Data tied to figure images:
══════════════════════════════

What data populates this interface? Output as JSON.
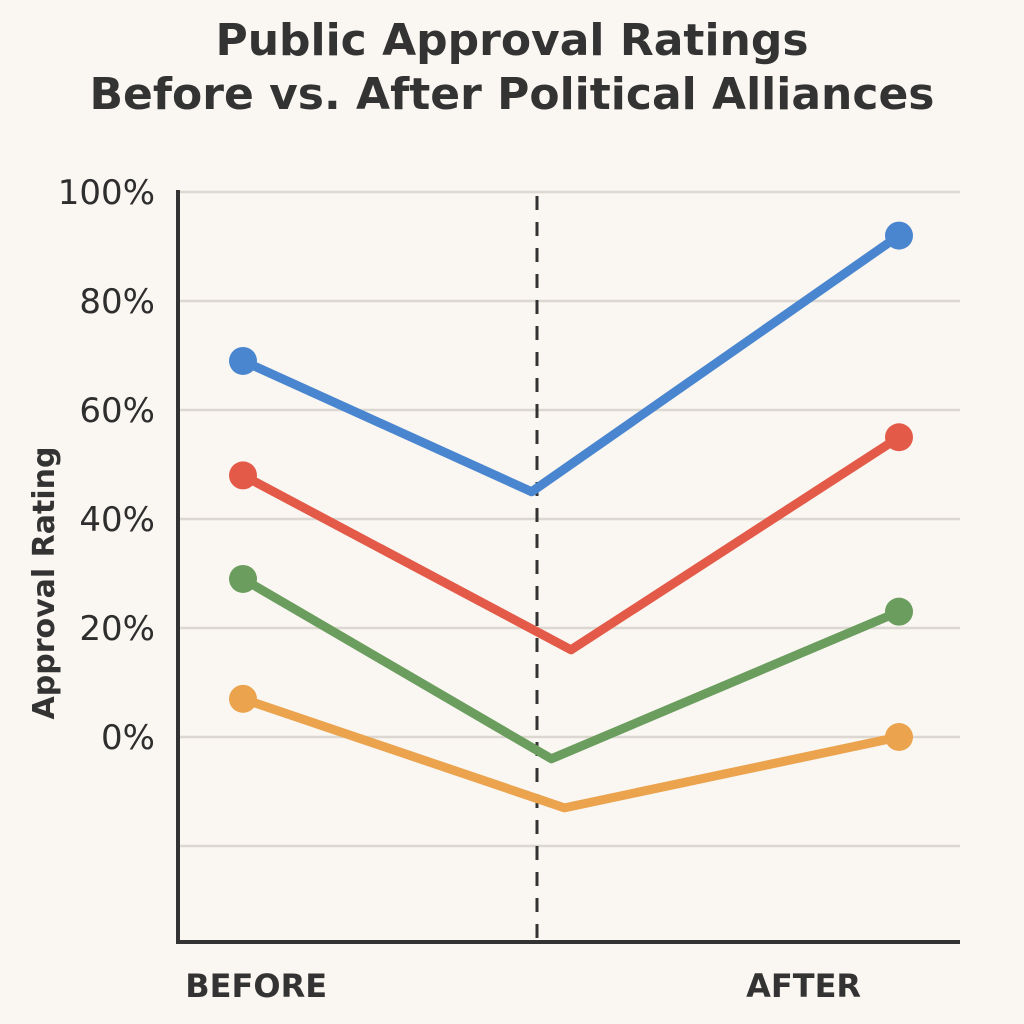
{
  "chart_data": {
    "type": "line",
    "title": [
      "Public Approval Ratings",
      "Before vs. After Political Alliances"
    ],
    "ylabel": "Approval Rating",
    "xlabel": "",
    "y_ticks": [
      "0%",
      "20%",
      "40%",
      "60%",
      "80%",
      "100%"
    ],
    "ylim": [
      -38,
      100
    ],
    "grid": true,
    "x": [
      0,
      0.45,
      1
    ],
    "x_categories": [
      {
        "label": "BEFORE",
        "x": 0.1
      },
      {
        "label": "AFTER",
        "x": 0.8
      }
    ],
    "divider_x": 0.5,
    "series": [
      {
        "color": "#4a86cf",
        "points": [
          [
            0,
            69
          ],
          [
            0.44,
            45
          ],
          [
            1,
            92
          ]
        ],
        "markers": [
          0,
          2
        ]
      },
      {
        "color": "#e45a48",
        "points": [
          [
            0,
            48
          ],
          [
            0.5,
            16
          ],
          [
            1,
            55
          ]
        ],
        "markers": [
          0,
          2
        ]
      },
      {
        "color": "#6b9e5e",
        "points": [
          [
            0,
            29
          ],
          [
            0.47,
            -4
          ],
          [
            1,
            23
          ]
        ],
        "markers": [
          0,
          2
        ]
      },
      {
        "color": "#eba34e",
        "points": [
          [
            0,
            7
          ],
          [
            0.49,
            -13
          ],
          [
            1,
            0
          ]
        ],
        "markers": [
          0,
          2
        ]
      }
    ],
    "legend": "none"
  }
}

══════════════════════════════

## THE PROBLEM
Copy all lines in the listing above where the string "color" appears.

## SOLUTION FOR THIS PROBLEM
        "color": "#4a86cf",
        "color": "#e45a48",
        "color": "#6b9e5e",
        "color": "#eba34e",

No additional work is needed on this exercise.